What the task requires
Keep the pictures out of the copy and print all the entries below exactly.

-- Start Data provided --

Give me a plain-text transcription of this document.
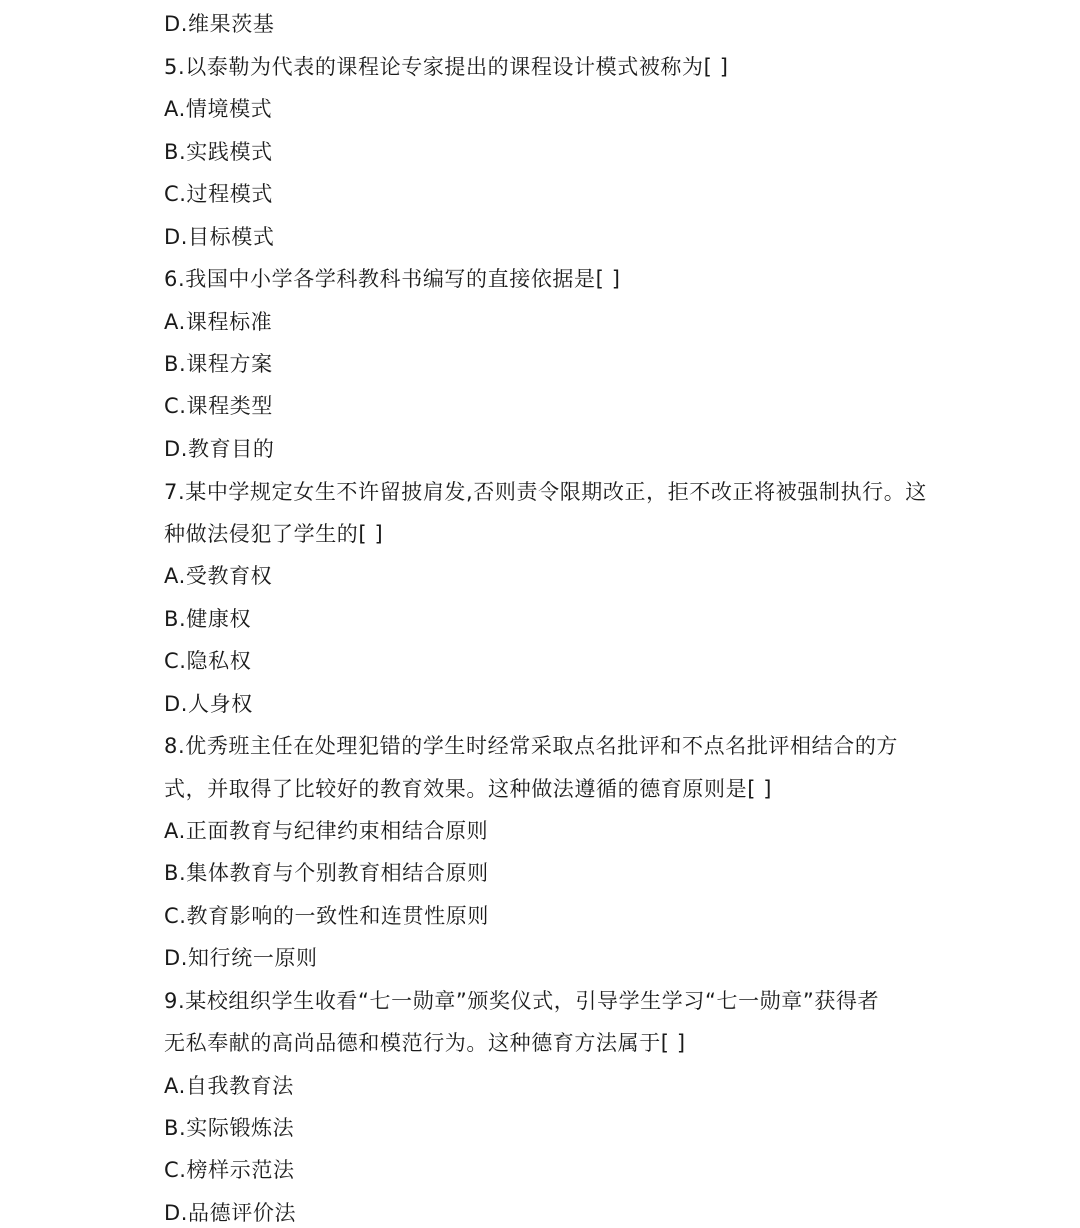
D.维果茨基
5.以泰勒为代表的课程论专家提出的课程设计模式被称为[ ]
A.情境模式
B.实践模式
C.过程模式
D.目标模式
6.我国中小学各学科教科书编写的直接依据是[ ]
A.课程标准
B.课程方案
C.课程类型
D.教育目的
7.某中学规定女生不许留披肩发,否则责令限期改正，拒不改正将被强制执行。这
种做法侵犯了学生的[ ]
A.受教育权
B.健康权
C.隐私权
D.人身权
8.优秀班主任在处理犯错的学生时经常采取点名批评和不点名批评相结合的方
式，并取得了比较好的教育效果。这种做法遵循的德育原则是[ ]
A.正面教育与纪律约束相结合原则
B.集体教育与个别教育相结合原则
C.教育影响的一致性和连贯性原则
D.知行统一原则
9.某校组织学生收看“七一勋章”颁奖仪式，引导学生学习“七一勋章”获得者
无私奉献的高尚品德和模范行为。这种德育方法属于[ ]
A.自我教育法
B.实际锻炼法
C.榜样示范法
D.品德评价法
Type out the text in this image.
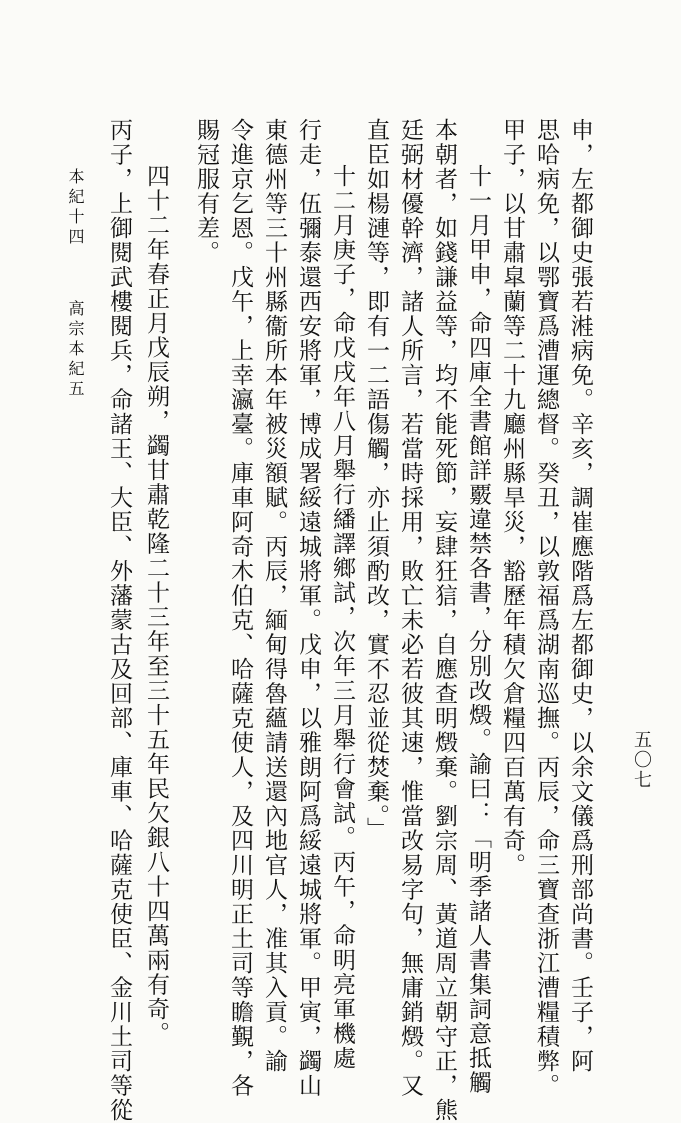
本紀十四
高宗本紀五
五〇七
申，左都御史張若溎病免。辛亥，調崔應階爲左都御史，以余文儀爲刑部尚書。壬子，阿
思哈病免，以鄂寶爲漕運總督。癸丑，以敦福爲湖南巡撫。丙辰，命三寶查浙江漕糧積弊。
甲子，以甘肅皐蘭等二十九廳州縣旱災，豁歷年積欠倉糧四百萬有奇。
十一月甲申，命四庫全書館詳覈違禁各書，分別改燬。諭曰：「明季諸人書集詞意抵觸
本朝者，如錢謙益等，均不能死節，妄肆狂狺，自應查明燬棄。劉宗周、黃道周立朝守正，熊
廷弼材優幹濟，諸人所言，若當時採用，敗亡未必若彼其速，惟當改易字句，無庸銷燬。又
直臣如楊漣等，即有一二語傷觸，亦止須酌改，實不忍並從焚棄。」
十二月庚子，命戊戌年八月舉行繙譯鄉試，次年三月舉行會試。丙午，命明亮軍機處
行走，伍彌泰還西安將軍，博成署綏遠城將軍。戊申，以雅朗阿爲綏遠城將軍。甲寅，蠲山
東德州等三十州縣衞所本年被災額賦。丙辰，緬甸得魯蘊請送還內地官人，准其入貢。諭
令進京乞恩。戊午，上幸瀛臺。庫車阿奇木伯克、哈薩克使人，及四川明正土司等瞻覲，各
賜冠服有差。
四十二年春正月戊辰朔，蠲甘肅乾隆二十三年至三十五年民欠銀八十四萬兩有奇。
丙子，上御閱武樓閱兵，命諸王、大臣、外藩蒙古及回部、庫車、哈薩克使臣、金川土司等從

-- End Data provided --

The response
Give me a plain-text transcription of this document.
D.维果茨基
5.以泰勒为代表的课程论专家提出的课程设计模式被称为[ ]
A.情境模式
B.实践模式
C.过程模式
D.目标模式
6.我国中小学各学科教科书编写的直接依据是[ ]
A.课程标准
B.课程方案
C.课程类型
D.教育目的
7.某中学规定女生不许留披肩发,否则责令限期改正，拒不改正将被强制执行。这
种做法侵犯了学生的[ ]
A.受教育权
B.健康权
C.隐私权
D.人身权
8.优秀班主任在处理犯错的学生时经常采取点名批评和不点名批评相结合的方
式，并取得了比较好的教育效果。这种做法遵循的德育原则是[ ]
A.正面教育与纪律约束相结合原则
B.集体教育与个别教育相结合原则
C.教育影响的一致性和连贯性原则
D.知行统一原则
9.某校组织学生收看“七一勋章”颁奖仪式，引导学生学习“七一勋章”获得者
无私奉献的高尚品德和模范行为。这种德育方法属于[ ]
A.自我教育法
B.实际锻炼法
C.榜样示范法
D.品德评价法
Type out the text in this image.
本紀十四
高宗本紀五
五〇七
申，左都御史張若溎病免。辛亥，調崔應階爲左都御史，以余文儀爲刑部尚書。壬子，阿
思哈病免，以鄂寶爲漕運總督。癸丑，以敦福爲湖南巡撫。丙辰，命三寶查浙江漕糧積弊。
甲子，以甘肅皐蘭等二十九廳州縣旱災，豁歷年積欠倉糧四百萬有奇。
十一月甲申，命四庫全書館詳覈違禁各書，分別改燬。諭曰：「明季諸人書集詞意抵觸
本朝者，如錢謙益等，均不能死節，妄肆狂狺，自應查明燬棄。劉宗周、黃道周立朝守正，熊
廷弼材優幹濟，諸人所言，若當時採用，敗亡未必若彼其速，惟當改易字句，無庸銷燬。又
直臣如楊漣等，即有一二語傷觸，亦止須酌改，實不忍並從焚棄。」
十二月庚子，命戊戌年八月舉行繙譯鄉試，次年三月舉行會試。丙午，命明亮軍機處
行走，伍彌泰還西安將軍，博成署綏遠城將軍。戊申，以雅朗阿爲綏遠城將軍。甲寅，蠲山
東德州等三十州縣衞所本年被災額賦。丙辰，緬甸得魯蘊請送還內地官人，准其入貢。諭
令進京乞恩。戊午，上幸瀛臺。庫車阿奇木伯克、哈薩克使人，及四川明正土司等瞻覲，各
賜冠服有差。
四十二年春正月戊辰朔，蠲甘肅乾隆二十三年至三十五年民欠銀八十四萬兩有奇。
丙子，上御閱武樓閱兵，命諸王、大臣、外藩蒙古及回部、庫車、哈薩克使臣、金川土司等從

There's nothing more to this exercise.